*Brief*
Below is a block of data; give all of it again word for word.

§ §

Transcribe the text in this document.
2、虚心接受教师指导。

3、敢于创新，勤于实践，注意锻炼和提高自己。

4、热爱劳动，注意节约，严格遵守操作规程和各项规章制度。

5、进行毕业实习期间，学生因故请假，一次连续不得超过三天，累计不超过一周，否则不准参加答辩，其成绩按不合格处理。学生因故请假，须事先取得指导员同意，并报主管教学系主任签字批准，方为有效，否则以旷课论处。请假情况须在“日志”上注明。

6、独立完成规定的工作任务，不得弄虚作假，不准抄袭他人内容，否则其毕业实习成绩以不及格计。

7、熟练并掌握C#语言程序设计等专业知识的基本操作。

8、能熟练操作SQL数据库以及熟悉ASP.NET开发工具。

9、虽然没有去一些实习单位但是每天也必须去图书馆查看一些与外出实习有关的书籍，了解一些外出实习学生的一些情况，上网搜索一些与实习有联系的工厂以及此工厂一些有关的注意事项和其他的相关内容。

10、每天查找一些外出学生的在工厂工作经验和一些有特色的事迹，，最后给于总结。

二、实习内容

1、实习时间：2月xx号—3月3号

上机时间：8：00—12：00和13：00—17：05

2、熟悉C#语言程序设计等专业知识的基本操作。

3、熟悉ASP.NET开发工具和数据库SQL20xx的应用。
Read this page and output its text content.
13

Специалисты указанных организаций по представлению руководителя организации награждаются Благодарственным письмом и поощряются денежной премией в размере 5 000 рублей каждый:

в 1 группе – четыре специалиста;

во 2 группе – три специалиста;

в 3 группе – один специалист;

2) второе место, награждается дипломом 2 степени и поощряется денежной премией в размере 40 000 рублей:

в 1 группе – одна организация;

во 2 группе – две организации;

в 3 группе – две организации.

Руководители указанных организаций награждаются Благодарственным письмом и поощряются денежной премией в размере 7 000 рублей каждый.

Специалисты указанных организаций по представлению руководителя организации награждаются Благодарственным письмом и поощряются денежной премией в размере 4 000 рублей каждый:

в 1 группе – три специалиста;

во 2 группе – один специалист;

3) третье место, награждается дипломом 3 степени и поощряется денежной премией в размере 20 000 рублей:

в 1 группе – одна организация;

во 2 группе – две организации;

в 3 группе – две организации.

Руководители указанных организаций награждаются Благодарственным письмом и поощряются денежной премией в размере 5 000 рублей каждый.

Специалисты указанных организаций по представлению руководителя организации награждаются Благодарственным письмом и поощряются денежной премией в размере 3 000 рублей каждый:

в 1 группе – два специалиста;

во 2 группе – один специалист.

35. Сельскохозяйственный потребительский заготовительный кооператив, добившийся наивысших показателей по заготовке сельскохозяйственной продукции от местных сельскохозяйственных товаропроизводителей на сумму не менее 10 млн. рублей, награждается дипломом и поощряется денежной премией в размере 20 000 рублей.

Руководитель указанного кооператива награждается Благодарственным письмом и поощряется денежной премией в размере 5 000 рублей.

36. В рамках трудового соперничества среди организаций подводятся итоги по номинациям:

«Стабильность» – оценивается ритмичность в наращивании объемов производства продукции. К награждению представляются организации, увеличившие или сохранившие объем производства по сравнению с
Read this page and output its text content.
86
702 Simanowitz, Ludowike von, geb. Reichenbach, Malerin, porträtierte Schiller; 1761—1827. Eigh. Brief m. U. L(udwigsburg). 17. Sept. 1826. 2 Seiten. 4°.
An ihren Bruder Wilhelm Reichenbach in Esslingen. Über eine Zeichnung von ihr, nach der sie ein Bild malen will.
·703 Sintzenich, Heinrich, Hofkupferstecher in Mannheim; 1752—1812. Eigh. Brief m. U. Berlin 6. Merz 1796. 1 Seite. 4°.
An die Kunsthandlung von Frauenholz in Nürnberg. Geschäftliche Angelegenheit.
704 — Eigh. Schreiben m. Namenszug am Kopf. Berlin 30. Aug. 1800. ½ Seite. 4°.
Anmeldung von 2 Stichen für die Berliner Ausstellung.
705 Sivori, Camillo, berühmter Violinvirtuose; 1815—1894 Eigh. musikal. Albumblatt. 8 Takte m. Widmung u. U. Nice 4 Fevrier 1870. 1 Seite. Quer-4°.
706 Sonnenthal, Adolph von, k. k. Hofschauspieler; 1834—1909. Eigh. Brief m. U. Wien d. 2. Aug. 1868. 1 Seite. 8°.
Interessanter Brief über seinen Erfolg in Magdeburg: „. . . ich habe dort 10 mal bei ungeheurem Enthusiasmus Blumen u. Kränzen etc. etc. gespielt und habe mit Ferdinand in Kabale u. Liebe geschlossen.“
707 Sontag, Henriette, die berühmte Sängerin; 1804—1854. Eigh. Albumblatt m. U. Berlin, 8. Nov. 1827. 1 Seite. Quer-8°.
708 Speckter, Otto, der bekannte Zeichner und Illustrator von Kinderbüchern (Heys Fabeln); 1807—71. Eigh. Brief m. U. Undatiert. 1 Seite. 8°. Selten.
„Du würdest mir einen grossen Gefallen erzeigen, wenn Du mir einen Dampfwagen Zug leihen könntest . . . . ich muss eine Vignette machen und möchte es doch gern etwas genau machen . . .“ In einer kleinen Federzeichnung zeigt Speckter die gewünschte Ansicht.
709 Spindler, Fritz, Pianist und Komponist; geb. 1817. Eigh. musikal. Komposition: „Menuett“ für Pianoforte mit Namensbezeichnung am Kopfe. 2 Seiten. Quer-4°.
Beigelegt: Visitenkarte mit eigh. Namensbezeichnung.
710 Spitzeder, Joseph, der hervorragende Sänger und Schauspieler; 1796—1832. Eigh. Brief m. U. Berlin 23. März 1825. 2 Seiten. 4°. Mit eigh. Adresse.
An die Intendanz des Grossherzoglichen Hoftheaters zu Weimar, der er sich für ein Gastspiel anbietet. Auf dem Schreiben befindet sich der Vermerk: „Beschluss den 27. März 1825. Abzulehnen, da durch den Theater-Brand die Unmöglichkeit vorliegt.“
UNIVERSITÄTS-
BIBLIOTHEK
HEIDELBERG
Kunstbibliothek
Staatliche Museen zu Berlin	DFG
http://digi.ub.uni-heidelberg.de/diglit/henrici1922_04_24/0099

§ §

*Reply to the task*
Transcribe the text in this document.
2、虚心接受教师指导。

3、敢于创新，勤于实践，注意锻炼和提高自己。

4、热爱劳动，注意节约，严格遵守操作规程和各项规章制度。

5、进行毕业实习期间，学生因故请假，一次连续不得超过三天，累计不超过一周，否则不准参加答辩，其成绩按不合格处理。学生因故请假，须事先取得指导员同意，并报主管教学系主任签字批准，方为有效，否则以旷课论处。请假情况须在“日志”上注明。

6、独立完成规定的工作任务，不得弄虚作假，不准抄袭他人内容，否则其毕业实习成绩以不及格计。

7、熟练并掌握C#语言程序设计等专业知识的基本操作。

8、能熟练操作SQL数据库以及熟悉ASP.NET开发工具。

9、虽然没有去一些实习单位但是每天也必须去图书馆查看一些与外出实习有关的书籍，了解一些外出实习学生的一些情况，上网搜索一些与实习有联系的工厂以及此工厂一些有关的注意事项和其他的相关内容。

10、每天查找一些外出学生的在工厂工作经验和一些有特色的事迹，，最后给于总结。

二、实习内容

1、实习时间：2月xx号—3月3号

上机时间：8：00—12：00和13：00—17：05

2、熟悉C#语言程序设计等专业知识的基本操作。

3、熟悉ASP.NET开发工具和数据库SQL20xx的应用。
Read this page and output its text content.
13

Специалисты указанных организаций по представлению руководителя организации награждаются Благодарственным письмом и поощряются денежной премией в размере 5 000 рублей каждый:

в 1 группе – четыре специалиста;

во 2 группе – три специалиста;

в 3 группе – один специалист;

2) второе место, награждается дипломом 2 степени и поощряется денежной премией в размере 40 000 рублей:

в 1 группе – одна организация;

во 2 группе – две организации;

в 3 группе – две организации.

Руководители указанных организаций награждаются Благодарственным письмом и поощряются денежной премией в размере 7 000 рублей каждый.

Специалисты указанных организаций по представлению руководителя организации награждаются Благодарственным письмом и поощряются денежной премией в размере 4 000 рублей каждый:

в 1 группе – три специалиста;

во 2 группе – один специалист;

3) третье место, награждается дипломом 3 степени и поощряется денежной премией в размере 20 000 рублей:

в 1 группе – одна организация;

во 2 группе – две организации;

в 3 группе – две организации.

Руководители указанных организаций награждаются Благодарственным письмом и поощряются денежной премией в размере 5 000 рублей каждый.

Специалисты указанных организаций по представлению руководителя организации награждаются Благодарственным письмом и поощряются денежной премией в размере 3 000 рублей каждый:

в 1 группе – два специалиста;

во 2 группе – один специалист.

35. Сельскохозяйственный потребительский заготовительный кооператив, добившийся наивысших показателей по заготовке сельскохозяйственной продукции от местных сельскохозяйственных товаропроизводителей на сумму не менее 10 млн. рублей, награждается дипломом и поощряется денежной премией в размере 20 000 рублей.

Руководитель указанного кооператива награждается Благодарственным письмом и поощряется денежной премией в размере 5 000 рублей.

36. В рамках трудового соперничества среди организаций подводятся итоги по номинациям:

«Стабильность» – оценивается ритмичность в наращивании объемов производства продукции. К награждению представляются организации, увеличившие или сохранившие объем производства по сравнению с
Read this page and output its text content.
86
702 Simanowitz, Ludowike von, geb. Reichenbach, Malerin, porträtierte Schiller; 1761—1827. Eigh. Brief m. U. L(udwigsburg). 17. Sept. 1826. 2 Seiten. 4°.
An ihren Bruder Wilhelm Reichenbach in Esslingen. Über eine Zeichnung von ihr, nach der sie ein Bild malen will.
·703 Sintzenich, Heinrich, Hofkupferstecher in Mannheim; 1752—1812. Eigh. Brief m. U. Berlin 6. Merz 1796. 1 Seite. 4°.
An die Kunsthandlung von Frauenholz in Nürnberg. Geschäftliche Angelegenheit.
704 — Eigh. Schreiben m. Namenszug am Kopf. Berlin 30. Aug. 1800. ½ Seite. 4°.
Anmeldung von 2 Stichen für die Berliner Ausstellung.
705 Sivori, Camillo, berühmter Violinvirtuose; 1815—1894 Eigh. musikal. Albumblatt. 8 Takte m. Widmung u. U. Nice 4 Fevrier 1870. 1 Seite. Quer-4°.
706 Sonnenthal, Adolph von, k. k. Hofschauspieler; 1834—1909. Eigh. Brief m. U. Wien d. 2. Aug. 1868. 1 Seite. 8°.
Interessanter Brief über seinen Erfolg in Magdeburg: „. . . ich habe dort 10 mal bei ungeheurem Enthusiasmus Blumen u. Kränzen etc. etc. gespielt und habe mit Ferdinand in Kabale u. Liebe geschlossen.“
707 Sontag, Henriette, die berühmte Sängerin; 1804—1854. Eigh. Albumblatt m. U. Berlin, 8. Nov. 1827. 1 Seite. Quer-8°.
708 Speckter, Otto, der bekannte Zeichner und Illustrator von Kinderbüchern (Heys Fabeln); 1807—71. Eigh. Brief m. U. Undatiert. 1 Seite. 8°. Selten.
„Du würdest mir einen grossen Gefallen erzeigen, wenn Du mir einen Dampfwagen Zug leihen könntest . . . . ich muss eine Vignette machen und möchte es doch gern etwas genau machen . . .“ In einer kleinen Federzeichnung zeigt Speckter die gewünschte Ansicht.
709 Spindler, Fritz, Pianist und Komponist; geb. 1817. Eigh. musikal. Komposition: „Menuett“ für Pianoforte mit Namensbezeichnung am Kopfe. 2 Seiten. Quer-4°.
Beigelegt: Visitenkarte mit eigh. Namensbezeichnung.
710 Spitzeder, Joseph, der hervorragende Sänger und Schauspieler; 1796—1832. Eigh. Brief m. U. Berlin 23. März 1825. 2 Seiten. 4°. Mit eigh. Adresse.
An die Intendanz des Grossherzoglichen Hoftheaters zu Weimar, der er sich für ein Gastspiel anbietet. Auf dem Schreiben befindet sich der Vermerk: „Beschluss den 27. März 1825. Abzulehnen, da durch den Theater-Brand die Unmöglichkeit vorliegt.“
UNIVERSITÄTS-
BIBLIOTHEK
HEIDELBERG
Kunstbibliothek
Staatliche Museen zu Berlin	DFG
http://digi.ub.uni-heidelberg.de/diglit/henrici1922_04_24/0099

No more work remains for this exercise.